- What the task asks
Answer with one number only: the number of lines that include the word "rterdogan".

- Record extracts
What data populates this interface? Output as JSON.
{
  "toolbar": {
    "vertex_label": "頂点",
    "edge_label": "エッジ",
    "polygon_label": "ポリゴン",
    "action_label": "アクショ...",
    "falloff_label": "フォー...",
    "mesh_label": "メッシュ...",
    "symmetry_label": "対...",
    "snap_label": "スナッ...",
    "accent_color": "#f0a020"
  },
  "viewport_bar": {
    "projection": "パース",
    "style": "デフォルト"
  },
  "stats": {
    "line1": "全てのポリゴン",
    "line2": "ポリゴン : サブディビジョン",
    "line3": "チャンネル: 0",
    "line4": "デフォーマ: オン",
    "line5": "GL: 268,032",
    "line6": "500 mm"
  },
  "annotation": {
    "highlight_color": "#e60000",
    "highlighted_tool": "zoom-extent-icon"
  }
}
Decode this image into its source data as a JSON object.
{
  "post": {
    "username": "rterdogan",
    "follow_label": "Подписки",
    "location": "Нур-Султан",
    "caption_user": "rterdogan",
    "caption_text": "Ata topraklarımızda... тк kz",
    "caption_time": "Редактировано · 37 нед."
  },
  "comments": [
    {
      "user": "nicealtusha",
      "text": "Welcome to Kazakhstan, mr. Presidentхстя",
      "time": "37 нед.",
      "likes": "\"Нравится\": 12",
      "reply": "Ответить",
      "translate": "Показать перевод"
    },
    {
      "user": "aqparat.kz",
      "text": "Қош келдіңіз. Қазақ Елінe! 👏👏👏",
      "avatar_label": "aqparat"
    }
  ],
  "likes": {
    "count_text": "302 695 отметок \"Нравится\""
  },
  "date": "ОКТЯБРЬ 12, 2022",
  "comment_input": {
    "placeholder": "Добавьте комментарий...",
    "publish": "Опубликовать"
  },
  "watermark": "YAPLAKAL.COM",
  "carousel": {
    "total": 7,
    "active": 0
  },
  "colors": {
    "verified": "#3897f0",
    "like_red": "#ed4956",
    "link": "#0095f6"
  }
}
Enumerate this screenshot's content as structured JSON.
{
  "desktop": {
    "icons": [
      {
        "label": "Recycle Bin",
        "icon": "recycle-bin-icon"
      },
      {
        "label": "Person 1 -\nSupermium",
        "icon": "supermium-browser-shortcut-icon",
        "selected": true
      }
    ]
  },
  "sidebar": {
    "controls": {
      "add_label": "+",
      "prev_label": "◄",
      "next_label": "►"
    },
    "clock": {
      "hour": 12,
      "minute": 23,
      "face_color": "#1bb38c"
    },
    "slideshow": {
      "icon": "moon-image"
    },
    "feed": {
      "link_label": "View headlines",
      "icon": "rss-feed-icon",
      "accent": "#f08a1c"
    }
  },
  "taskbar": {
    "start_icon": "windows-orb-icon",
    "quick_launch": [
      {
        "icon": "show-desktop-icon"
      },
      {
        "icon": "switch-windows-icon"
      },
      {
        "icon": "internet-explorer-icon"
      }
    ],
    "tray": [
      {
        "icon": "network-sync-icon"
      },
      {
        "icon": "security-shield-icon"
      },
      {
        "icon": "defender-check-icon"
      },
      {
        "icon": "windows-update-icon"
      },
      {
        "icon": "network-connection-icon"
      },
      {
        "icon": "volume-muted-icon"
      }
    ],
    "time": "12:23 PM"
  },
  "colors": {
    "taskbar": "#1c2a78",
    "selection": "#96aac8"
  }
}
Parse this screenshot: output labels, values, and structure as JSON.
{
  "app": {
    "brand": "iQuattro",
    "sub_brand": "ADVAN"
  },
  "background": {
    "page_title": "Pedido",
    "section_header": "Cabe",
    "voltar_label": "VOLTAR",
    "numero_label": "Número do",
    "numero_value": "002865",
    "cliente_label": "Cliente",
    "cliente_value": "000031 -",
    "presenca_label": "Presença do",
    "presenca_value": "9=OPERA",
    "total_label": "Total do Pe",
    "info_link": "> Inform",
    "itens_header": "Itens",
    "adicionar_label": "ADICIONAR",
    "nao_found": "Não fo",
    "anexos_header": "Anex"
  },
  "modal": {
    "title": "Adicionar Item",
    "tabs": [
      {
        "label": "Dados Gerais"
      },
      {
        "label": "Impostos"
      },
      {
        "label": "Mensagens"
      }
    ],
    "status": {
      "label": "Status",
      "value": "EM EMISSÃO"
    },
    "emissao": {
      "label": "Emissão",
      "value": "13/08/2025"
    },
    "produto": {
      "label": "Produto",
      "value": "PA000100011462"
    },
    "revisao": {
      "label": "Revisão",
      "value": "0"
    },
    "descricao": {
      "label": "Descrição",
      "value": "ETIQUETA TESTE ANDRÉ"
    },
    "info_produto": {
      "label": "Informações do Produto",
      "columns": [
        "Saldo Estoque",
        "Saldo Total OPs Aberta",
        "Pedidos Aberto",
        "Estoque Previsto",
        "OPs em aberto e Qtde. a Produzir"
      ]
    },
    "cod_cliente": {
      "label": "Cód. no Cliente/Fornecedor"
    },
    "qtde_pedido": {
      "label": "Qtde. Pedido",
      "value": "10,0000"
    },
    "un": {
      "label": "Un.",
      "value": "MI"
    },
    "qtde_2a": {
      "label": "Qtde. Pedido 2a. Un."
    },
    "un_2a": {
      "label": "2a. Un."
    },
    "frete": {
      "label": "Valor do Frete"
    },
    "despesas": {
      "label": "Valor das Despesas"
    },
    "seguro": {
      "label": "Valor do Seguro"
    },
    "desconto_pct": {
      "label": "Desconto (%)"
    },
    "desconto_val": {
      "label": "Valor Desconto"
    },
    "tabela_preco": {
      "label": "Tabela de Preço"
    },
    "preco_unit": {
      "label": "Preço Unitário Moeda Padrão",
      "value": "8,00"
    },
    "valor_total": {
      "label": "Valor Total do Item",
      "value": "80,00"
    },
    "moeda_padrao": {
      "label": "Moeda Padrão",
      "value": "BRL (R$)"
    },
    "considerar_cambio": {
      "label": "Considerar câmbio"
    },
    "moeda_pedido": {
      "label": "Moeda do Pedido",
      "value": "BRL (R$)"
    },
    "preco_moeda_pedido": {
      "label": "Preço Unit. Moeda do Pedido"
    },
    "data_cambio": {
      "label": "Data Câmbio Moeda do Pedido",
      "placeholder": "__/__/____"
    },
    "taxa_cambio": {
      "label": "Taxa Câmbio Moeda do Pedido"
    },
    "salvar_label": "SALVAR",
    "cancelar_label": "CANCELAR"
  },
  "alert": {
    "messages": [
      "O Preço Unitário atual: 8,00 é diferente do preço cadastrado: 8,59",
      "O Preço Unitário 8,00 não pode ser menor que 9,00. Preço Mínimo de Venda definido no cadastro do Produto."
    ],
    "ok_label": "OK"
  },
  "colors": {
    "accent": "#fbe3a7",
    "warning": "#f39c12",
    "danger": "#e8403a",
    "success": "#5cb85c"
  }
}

- Full answer
2